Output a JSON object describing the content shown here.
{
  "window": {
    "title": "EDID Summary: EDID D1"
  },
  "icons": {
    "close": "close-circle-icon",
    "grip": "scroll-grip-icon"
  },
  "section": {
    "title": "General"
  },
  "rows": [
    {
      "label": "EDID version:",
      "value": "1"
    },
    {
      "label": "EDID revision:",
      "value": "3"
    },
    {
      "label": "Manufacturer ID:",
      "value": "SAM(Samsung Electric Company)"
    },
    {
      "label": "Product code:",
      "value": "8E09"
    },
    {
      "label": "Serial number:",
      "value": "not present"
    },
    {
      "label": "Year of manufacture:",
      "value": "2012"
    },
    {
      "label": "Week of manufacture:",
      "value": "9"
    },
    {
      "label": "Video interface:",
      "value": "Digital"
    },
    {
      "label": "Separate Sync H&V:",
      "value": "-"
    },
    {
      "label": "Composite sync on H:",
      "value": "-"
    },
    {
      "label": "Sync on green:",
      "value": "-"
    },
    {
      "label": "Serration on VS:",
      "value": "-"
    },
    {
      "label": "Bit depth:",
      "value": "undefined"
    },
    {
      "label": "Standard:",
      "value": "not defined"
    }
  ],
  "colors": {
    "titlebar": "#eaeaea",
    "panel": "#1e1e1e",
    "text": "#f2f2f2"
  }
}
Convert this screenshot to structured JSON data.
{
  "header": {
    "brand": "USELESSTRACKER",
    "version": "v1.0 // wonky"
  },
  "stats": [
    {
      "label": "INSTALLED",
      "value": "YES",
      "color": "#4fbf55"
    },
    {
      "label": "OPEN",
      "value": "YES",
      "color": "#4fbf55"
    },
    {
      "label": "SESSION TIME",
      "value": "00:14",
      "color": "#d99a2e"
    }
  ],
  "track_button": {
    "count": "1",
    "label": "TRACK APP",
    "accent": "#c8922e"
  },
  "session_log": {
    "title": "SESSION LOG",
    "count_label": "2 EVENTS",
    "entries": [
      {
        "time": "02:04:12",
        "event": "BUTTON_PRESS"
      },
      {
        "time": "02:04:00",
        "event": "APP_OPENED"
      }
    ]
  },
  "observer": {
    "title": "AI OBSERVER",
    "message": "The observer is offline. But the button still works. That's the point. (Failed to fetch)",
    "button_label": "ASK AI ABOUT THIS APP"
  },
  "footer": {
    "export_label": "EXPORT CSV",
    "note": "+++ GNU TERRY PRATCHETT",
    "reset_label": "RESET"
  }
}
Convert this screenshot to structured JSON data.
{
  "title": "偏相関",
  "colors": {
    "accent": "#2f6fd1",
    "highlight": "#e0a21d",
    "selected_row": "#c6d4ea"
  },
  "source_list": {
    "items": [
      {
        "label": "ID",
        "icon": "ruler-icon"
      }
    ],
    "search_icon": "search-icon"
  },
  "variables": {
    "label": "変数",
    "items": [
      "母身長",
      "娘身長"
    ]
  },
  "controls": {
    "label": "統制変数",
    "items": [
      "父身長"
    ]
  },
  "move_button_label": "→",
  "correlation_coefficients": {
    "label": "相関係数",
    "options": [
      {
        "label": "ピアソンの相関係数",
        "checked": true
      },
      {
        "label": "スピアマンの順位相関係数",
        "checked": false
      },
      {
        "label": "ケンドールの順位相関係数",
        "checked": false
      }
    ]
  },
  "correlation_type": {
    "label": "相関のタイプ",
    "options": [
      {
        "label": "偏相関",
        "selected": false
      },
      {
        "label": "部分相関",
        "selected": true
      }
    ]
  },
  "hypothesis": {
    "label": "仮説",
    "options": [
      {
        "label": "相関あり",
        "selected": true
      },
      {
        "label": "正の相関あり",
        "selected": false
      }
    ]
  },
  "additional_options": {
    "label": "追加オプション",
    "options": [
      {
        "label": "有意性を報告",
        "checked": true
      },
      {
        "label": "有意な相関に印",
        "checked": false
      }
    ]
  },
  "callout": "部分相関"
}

WHAT IS ASKED
Extract every record. Keep wording exact.

ANSWER TO THE PROBLEM
Output a JSON object describing the content shown here.
{
  "window": {
    "title": "EDID Summary: EDID D1"
  },
  "icons": {
    "close": "close-circle-icon",
    "grip": "scroll-grip-icon"
  },
  "section": {
    "title": "General"
  },
  "rows": [
    {
      "label": "EDID version:",
      "value": "1"
    },
    {
      "label": "EDID revision:",
      "value": "3"
    },
    {
      "label": "Manufacturer ID:",
      "value": "SAM(Samsung Electric Company)"
    },
    {
      "label": "Product code:",
      "value": "8E09"
    },
    {
      "label": "Serial number:",
      "value": "not present"
    },
    {
      "label": "Year of manufacture:",
      "value": "2012"
    },
    {
      "label": "Week of manufacture:",
      "value": "9"
    },
    {
      "label": "Video interface:",
      "value": "Digital"
    },
    {
      "label": "Separate Sync H&V:",
      "value": "-"
    },
    {
      "label": "Composite sync on H:",
      "value": "-"
    },
    {
      "label": "Sync on green:",
      "value": "-"
    },
    {
      "label": "Serration on VS:",
      "value": "-"
    },
    {
      "label": "Bit depth:",
      "value": "undefined"
    },
    {
      "label": "Standard:",
      "value": "not defined"
    }
  ],
  "colors": {
    "titlebar": "#eaeaea",
    "panel": "#1e1e1e",
    "text": "#f2f2f2"
  }
}
Convert this screenshot to structured JSON data.
{
  "header": {
    "brand": "USELESSTRACKER",
    "version": "v1.0 // wonky"
  },
  "stats": [
    {
      "label": "INSTALLED",
      "value": "YES",
      "color": "#4fbf55"
    },
    {
      "label": "OPEN",
      "value": "YES",
      "color": "#4fbf55"
    },
    {
      "label": "SESSION TIME",
      "value": "00:14",
      "color": "#d99a2e"
    }
  ],
  "track_button": {
    "count": "1",
    "label": "TRACK APP",
    "accent": "#c8922e"
  },
  "session_log": {
    "title": "SESSION LOG",
    "count_label": "2 EVENTS",
    "entries": [
      {
        "time": "02:04:12",
        "event": "BUTTON_PRESS"
      },
      {
        "time": "02:04:00",
        "event": "APP_OPENED"
      }
    ]
  },
  "observer": {
    "title": "AI OBSERVER",
    "message": "The observer is offline. But the button still works. That's the point. (Failed to fetch)",
    "button_label": "ASK AI ABOUT THIS APP"
  },
  "footer": {
    "export_label": "EXPORT CSV",
    "note": "+++ GNU TERRY PRATCHETT",
    "reset_label": "RESET"
  }
}
Convert this screenshot to structured JSON data.
{
  "title": "偏相関",
  "colors": {
    "accent": "#2f6fd1",
    "highlight": "#e0a21d",
    "selected_row": "#c6d4ea"
  },
  "source_list": {
    "items": [
      {
        "label": "ID",
        "icon": "ruler-icon"
      }
    ],
    "search_icon": "search-icon"
  },
  "variables": {
    "label": "変数",
    "items": [
      "母身長",
      "娘身長"
    ]
  },
  "controls": {
    "label": "統制変数",
    "items": [
      "父身長"
    ]
  },
  "move_button_label": "→",
  "correlation_coefficients": {
    "label": "相関係数",
    "options": [
      {
        "label": "ピアソンの相関係数",
        "checked": true
      },
      {
        "label": "スピアマンの順位相関係数",
        "checked": false
      },
      {
        "label": "ケンドールの順位相関係数",
        "checked": false
      }
    ]
  },
  "correlation_type": {
    "label": "相関のタイプ",
    "options": [
      {
        "label": "偏相関",
        "selected": false
      },
      {
        "label": "部分相関",
        "selected": true
      }
    ]
  },
  "hypothesis": {
    "label": "仮説",
    "options": [
      {
        "label": "相関あり",
        "selected": true
      },
      {
        "label": "正の相関あり",
        "selected": false
      }
    ]
  },
  "additional_options": {
    "label": "追加オプション",
    "options": [
      {
        "label": "有意性を報告",
        "checked": true
      },
      {
        "label": "有意な相関に印",
        "checked": false
      }
    ]
  },
  "callout": "部分相関"
}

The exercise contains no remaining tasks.